(Items from a data source)
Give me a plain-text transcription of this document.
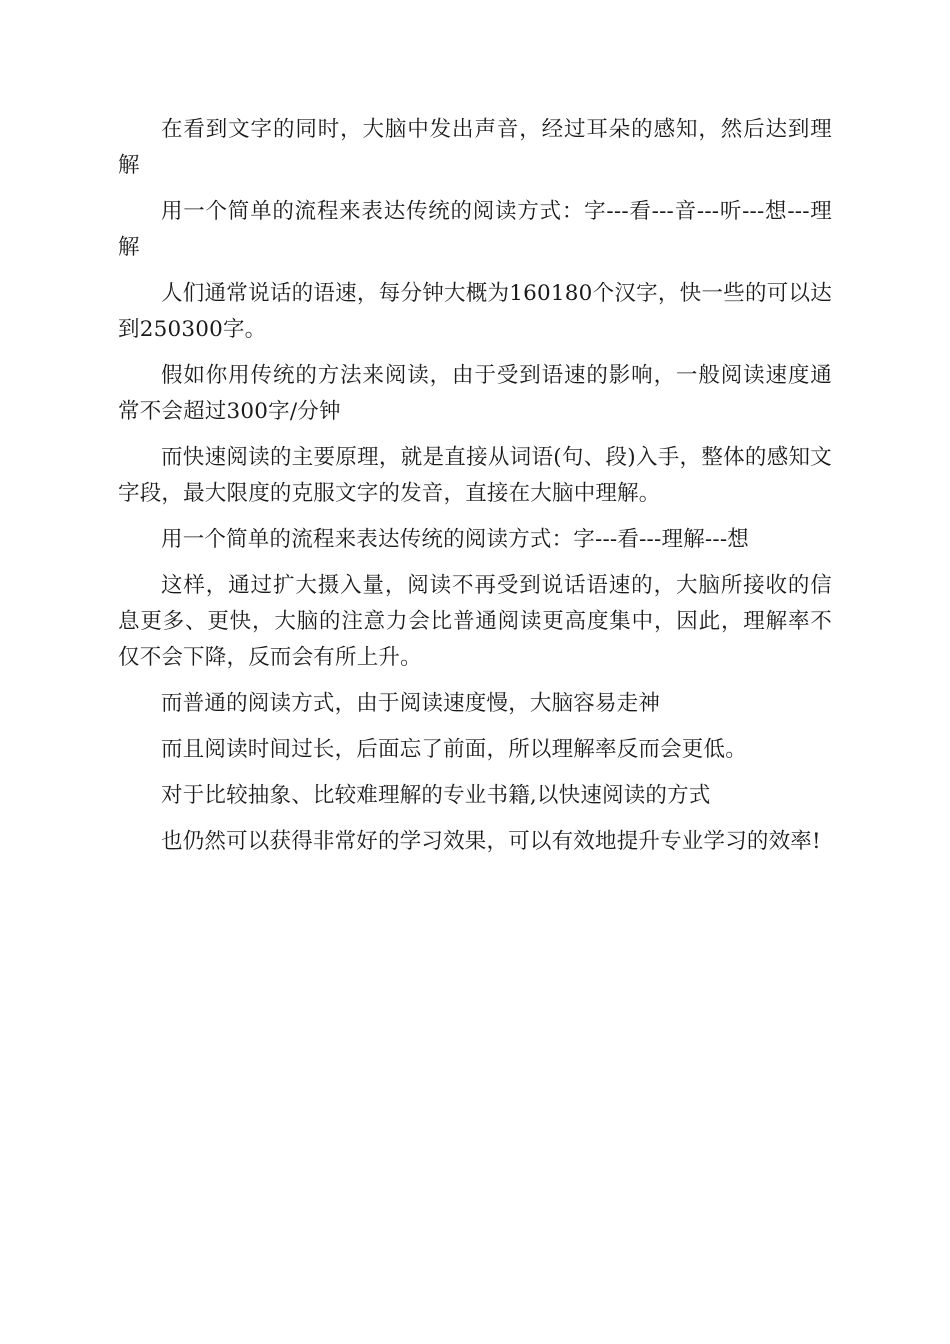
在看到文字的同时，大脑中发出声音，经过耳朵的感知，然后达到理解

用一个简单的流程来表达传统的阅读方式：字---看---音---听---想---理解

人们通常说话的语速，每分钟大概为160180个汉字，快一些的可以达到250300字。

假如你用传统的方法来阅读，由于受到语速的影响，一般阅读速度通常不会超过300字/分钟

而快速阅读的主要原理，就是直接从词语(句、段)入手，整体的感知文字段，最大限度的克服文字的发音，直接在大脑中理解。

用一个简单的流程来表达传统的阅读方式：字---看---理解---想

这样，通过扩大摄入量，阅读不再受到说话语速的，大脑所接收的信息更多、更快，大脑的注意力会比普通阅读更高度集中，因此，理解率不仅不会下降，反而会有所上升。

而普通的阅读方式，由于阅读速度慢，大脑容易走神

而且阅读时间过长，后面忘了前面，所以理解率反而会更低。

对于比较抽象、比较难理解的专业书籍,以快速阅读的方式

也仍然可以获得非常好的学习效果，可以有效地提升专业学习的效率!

• Problem description: Write out the entries above verbatim; the pictures do not belong in your copy.

• The result:
Give me a plain-text transcription of this document.
在看到文字的同时，大脑中发出声音，经过耳朵的感知，然后达到理解

用一个简单的流程来表达传统的阅读方式：字---看---音---听---想---理解

人们通常说话的语速，每分钟大概为160180个汉字，快一些的可以达到250300字。

假如你用传统的方法来阅读，由于受到语速的影响，一般阅读速度通常不会超过300字/分钟

而快速阅读的主要原理，就是直接从词语(句、段)入手，整体的感知文字段，最大限度的克服文字的发音，直接在大脑中理解。

用一个简单的流程来表达传统的阅读方式：字---看---理解---想

这样，通过扩大摄入量，阅读不再受到说话语速的，大脑所接收的信息更多、更快，大脑的注意力会比普通阅读更高度集中，因此，理解率不仅不会下降，反而会有所上升。

而普通的阅读方式，由于阅读速度慢，大脑容易走神

而且阅读时间过长，后面忘了前面，所以理解率反而会更低。

对于比较抽象、比较难理解的专业书籍,以快速阅读的方式

也仍然可以获得非常好的学习效果，可以有效地提升专业学习的效率!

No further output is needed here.